───── Material for this task ─────

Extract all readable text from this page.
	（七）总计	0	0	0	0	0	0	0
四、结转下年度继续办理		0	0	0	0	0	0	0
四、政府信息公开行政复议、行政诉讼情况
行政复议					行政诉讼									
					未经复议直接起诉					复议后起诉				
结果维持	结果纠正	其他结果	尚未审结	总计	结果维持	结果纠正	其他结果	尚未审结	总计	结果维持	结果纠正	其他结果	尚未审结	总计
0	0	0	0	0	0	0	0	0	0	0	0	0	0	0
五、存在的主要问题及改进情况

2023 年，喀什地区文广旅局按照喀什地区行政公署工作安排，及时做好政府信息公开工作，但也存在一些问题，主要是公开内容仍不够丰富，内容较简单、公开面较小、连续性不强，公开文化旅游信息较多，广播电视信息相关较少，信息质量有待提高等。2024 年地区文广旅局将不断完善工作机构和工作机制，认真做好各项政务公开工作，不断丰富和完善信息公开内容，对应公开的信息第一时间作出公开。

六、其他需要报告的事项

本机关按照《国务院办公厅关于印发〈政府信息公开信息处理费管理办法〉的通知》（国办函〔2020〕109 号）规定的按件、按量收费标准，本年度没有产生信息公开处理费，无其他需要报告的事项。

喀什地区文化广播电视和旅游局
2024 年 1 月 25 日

─────

### Direction
Give a word-for-word copy of the records.

### Correct output
Extract all readable text from this page.
	（七）总计	0	0	0	0	0	0	0
四、结转下年度继续办理		0	0	0	0	0	0	0
四、政府信息公开行政复议、行政诉讼情况
行政复议					行政诉讼									
					未经复议直接起诉					复议后起诉				
结果维持	结果纠正	其他结果	尚未审结	总计	结果维持	结果纠正	其他结果	尚未审结	总计	结果维持	结果纠正	其他结果	尚未审结	总计
0	0	0	0	0	0	0	0	0	0	0	0	0	0	0
五、存在的主要问题及改进情况

2023 年，喀什地区文广旅局按照喀什地区行政公署工作安排，及时做好政府信息公开工作，但也存在一些问题，主要是公开内容仍不够丰富，内容较简单、公开面较小、连续性不强，公开文化旅游信息较多，广播电视信息相关较少，信息质量有待提高等。2024 年地区文广旅局将不断完善工作机构和工作机制，认真做好各项政务公开工作，不断丰富和完善信息公开内容，对应公开的信息第一时间作出公开。

六、其他需要报告的事项

本机关按照《国务院办公厅关于印发〈政府信息公开信息处理费管理办法〉的通知》（国办函〔2020〕109 号）规定的按件、按量收费标准，本年度没有产生信息公开处理费，无其他需要报告的事项。

喀什地区文化广播电视和旅游局
2024 年 1 月 25 日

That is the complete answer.